--- RECORD EXTRACTS ---
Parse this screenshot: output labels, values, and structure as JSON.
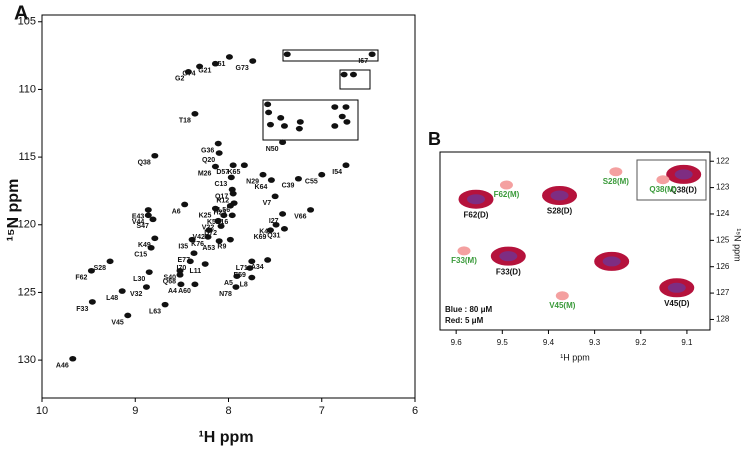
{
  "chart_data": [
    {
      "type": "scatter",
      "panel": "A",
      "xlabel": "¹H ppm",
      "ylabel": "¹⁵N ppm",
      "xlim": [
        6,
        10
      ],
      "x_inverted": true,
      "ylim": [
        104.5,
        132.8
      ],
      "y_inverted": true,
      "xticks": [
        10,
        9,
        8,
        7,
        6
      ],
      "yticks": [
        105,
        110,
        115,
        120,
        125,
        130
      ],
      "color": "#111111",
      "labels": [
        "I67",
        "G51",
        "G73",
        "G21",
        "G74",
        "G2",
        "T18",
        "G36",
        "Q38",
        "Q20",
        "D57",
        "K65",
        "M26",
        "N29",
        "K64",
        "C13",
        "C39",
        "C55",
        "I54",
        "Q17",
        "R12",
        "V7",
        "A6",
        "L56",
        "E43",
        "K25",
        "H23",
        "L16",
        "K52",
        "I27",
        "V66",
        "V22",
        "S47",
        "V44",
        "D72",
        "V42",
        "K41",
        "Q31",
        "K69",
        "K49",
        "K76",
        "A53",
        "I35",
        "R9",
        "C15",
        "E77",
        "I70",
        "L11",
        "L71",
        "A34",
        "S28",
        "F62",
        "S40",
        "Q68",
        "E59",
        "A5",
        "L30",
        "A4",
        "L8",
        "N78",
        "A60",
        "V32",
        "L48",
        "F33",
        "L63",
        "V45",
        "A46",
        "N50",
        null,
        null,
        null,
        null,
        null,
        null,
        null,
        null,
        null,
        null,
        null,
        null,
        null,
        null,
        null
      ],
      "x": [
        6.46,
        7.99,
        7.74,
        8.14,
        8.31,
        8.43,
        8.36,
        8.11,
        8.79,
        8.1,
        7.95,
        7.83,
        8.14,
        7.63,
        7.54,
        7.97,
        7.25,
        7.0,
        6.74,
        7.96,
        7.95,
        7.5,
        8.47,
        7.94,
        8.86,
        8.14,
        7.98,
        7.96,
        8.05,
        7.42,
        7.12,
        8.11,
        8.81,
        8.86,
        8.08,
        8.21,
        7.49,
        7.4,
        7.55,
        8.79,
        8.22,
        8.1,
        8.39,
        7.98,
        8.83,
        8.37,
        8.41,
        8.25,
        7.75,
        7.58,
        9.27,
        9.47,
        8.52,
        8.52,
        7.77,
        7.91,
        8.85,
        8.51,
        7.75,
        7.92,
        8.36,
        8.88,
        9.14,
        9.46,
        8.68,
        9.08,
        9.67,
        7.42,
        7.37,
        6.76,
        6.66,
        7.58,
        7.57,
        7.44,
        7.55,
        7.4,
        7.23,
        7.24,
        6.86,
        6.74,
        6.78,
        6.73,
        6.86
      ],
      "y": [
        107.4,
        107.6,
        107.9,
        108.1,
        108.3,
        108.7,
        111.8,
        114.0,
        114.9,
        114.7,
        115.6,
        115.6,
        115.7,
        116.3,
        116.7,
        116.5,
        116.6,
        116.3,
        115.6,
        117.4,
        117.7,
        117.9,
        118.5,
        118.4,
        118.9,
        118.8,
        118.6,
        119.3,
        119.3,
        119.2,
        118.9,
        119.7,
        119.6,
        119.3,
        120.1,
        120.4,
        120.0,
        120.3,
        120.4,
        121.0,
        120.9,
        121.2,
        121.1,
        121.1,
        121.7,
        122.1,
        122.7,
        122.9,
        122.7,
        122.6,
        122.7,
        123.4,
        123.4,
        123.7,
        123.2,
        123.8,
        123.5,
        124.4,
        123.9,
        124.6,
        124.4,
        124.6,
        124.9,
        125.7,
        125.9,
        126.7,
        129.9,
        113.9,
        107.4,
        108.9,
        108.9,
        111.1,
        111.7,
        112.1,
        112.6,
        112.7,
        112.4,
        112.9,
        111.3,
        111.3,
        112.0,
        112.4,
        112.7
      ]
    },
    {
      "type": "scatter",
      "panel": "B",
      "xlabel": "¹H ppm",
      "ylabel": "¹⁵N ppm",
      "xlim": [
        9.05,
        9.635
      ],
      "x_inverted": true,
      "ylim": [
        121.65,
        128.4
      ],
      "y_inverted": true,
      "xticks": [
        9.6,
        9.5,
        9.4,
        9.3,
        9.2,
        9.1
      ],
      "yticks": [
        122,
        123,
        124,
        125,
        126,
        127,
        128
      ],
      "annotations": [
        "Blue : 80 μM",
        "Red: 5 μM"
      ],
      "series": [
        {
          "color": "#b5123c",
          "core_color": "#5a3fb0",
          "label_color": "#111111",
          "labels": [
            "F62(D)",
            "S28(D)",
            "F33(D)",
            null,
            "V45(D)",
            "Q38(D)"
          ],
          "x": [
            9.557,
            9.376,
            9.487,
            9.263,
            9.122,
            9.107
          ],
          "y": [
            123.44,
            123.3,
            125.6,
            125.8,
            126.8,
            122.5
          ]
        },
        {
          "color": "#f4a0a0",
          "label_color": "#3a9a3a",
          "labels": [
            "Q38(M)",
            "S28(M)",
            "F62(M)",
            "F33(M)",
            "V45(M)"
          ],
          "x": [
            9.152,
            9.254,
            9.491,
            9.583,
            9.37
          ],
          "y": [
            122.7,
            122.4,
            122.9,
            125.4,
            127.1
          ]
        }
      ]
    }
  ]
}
---
**WHAT NEEDS TO BE DONE**
Copy every line of the data exactly as written, excluding the pictures.

**OUTPUT**
Parse this screenshot: output labels, values, and structure as JSON.
{
  "chart_data": [
    {
      "type": "scatter",
      "panel": "A",
      "xlabel": "¹H ppm",
      "ylabel": "¹⁵N ppm",
      "xlim": [
        6,
        10
      ],
      "x_inverted": true,
      "ylim": [
        104.5,
        132.8
      ],
      "y_inverted": true,
      "xticks": [
        10,
        9,
        8,
        7,
        6
      ],
      "yticks": [
        105,
        110,
        115,
        120,
        125,
        130
      ],
      "color": "#111111",
      "labels": [
        "I67",
        "G51",
        "G73",
        "G21",
        "G74",
        "G2",
        "T18",
        "G36",
        "Q38",
        "Q20",
        "D57",
        "K65",
        "M26",
        "N29",
        "K64",
        "C13",
        "C39",
        "C55",
        "I54",
        "Q17",
        "R12",
        "V7",
        "A6",
        "L56",
        "E43",
        "K25",
        "H23",
        "L16",
        "K52",
        "I27",
        "V66",
        "V22",
        "S47",
        "V44",
        "D72",
        "V42",
        "K41",
        "Q31",
        "K69",
        "K49",
        "K76",
        "A53",
        "I35",
        "R9",
        "C15",
        "E77",
        "I70",
        "L11",
        "L71",
        "A34",
        "S28",
        "F62",
        "S40",
        "Q68",
        "E59",
        "A5",
        "L30",
        "A4",
        "L8",
        "N78",
        "A60",
        "V32",
        "L48",
        "F33",
        "L63",
        "V45",
        "A46",
        "N50",
        null,
        null,
        null,
        null,
        null,
        null,
        null,
        null,
        null,
        null,
        null,
        null,
        null,
        null,
        null
      ],
      "x": [
        6.46,
        7.99,
        7.74,
        8.14,
        8.31,
        8.43,
        8.36,
        8.11,
        8.79,
        8.1,
        7.95,
        7.83,
        8.14,
        7.63,
        7.54,
        7.97,
        7.25,
        7.0,
        6.74,
        7.96,
        7.95,
        7.5,
        8.47,
        7.94,
        8.86,
        8.14,
        7.98,
        7.96,
        8.05,
        7.42,
        7.12,
        8.11,
        8.81,
        8.86,
        8.08,
        8.21,
        7.49,
        7.4,
        7.55,
        8.79,
        8.22,
        8.1,
        8.39,
        7.98,
        8.83,
        8.37,
        8.41,
        8.25,
        7.75,
        7.58,
        9.27,
        9.47,
        8.52,
        8.52,
        7.77,
        7.91,
        8.85,
        8.51,
        7.75,
        7.92,
        8.36,
        8.88,
        9.14,
        9.46,
        8.68,
        9.08,
        9.67,
        7.42,
        7.37,
        6.76,
        6.66,
        7.58,
        7.57,
        7.44,
        7.55,
        7.4,
        7.23,
        7.24,
        6.86,
        6.74,
        6.78,
        6.73,
        6.86
      ],
      "y": [
        107.4,
        107.6,
        107.9,
        108.1,
        108.3,
        108.7,
        111.8,
        114.0,
        114.9,
        114.7,
        115.6,
        115.6,
        115.7,
        116.3,
        116.7,
        116.5,
        116.6,
        116.3,
        115.6,
        117.4,
        117.7,
        117.9,
        118.5,
        118.4,
        118.9,
        118.8,
        118.6,
        119.3,
        119.3,
        119.2,
        118.9,
        119.7,
        119.6,
        119.3,
        120.1,
        120.4,
        120.0,
        120.3,
        120.4,
        121.0,
        120.9,
        121.2,
        121.1,
        121.1,
        121.7,
        122.1,
        122.7,
        122.9,
        122.7,
        122.6,
        122.7,
        123.4,
        123.4,
        123.7,
        123.2,
        123.8,
        123.5,
        124.4,
        123.9,
        124.6,
        124.4,
        124.6,
        124.9,
        125.7,
        125.9,
        126.7,
        129.9,
        113.9,
        107.4,
        108.9,
        108.9,
        111.1,
        111.7,
        112.1,
        112.6,
        112.7,
        112.4,
        112.9,
        111.3,
        111.3,
        112.0,
        112.4,
        112.7
      ]
    },
    {
      "type": "scatter",
      "panel": "B",
      "xlabel": "¹H ppm",
      "ylabel": "¹⁵N ppm",
      "xlim": [
        9.05,
        9.635
      ],
      "x_inverted": true,
      "ylim": [
        121.65,
        128.4
      ],
      "y_inverted": true,
      "xticks": [
        9.6,
        9.5,
        9.4,
        9.3,
        9.2,
        9.1
      ],
      "yticks": [
        122,
        123,
        124,
        125,
        126,
        127,
        128
      ],
      "annotations": [
        "Blue : 80 μM",
        "Red: 5 μM"
      ],
      "series": [
        {
          "color": "#b5123c",
          "core_color": "#5a3fb0",
          "label_color": "#111111",
          "labels": [
            "F62(D)",
            "S28(D)",
            "F33(D)",
            null,
            "V45(D)",
            "Q38(D)"
          ],
          "x": [
            9.557,
            9.376,
            9.487,
            9.263,
            9.122,
            9.107
          ],
          "y": [
            123.44,
            123.3,
            125.6,
            125.8,
            126.8,
            122.5
          ]
        },
        {
          "color": "#f4a0a0",
          "label_color": "#3a9a3a",
          "labels": [
            "Q38(M)",
            "S28(M)",
            "F62(M)",
            "F33(M)",
            "V45(M)"
          ],
          "x": [
            9.152,
            9.254,
            9.491,
            9.583,
            9.37
          ],
          "y": [
            122.7,
            122.4,
            122.9,
            125.4,
            127.1
          ]
        }
      ]
    }
  ]
}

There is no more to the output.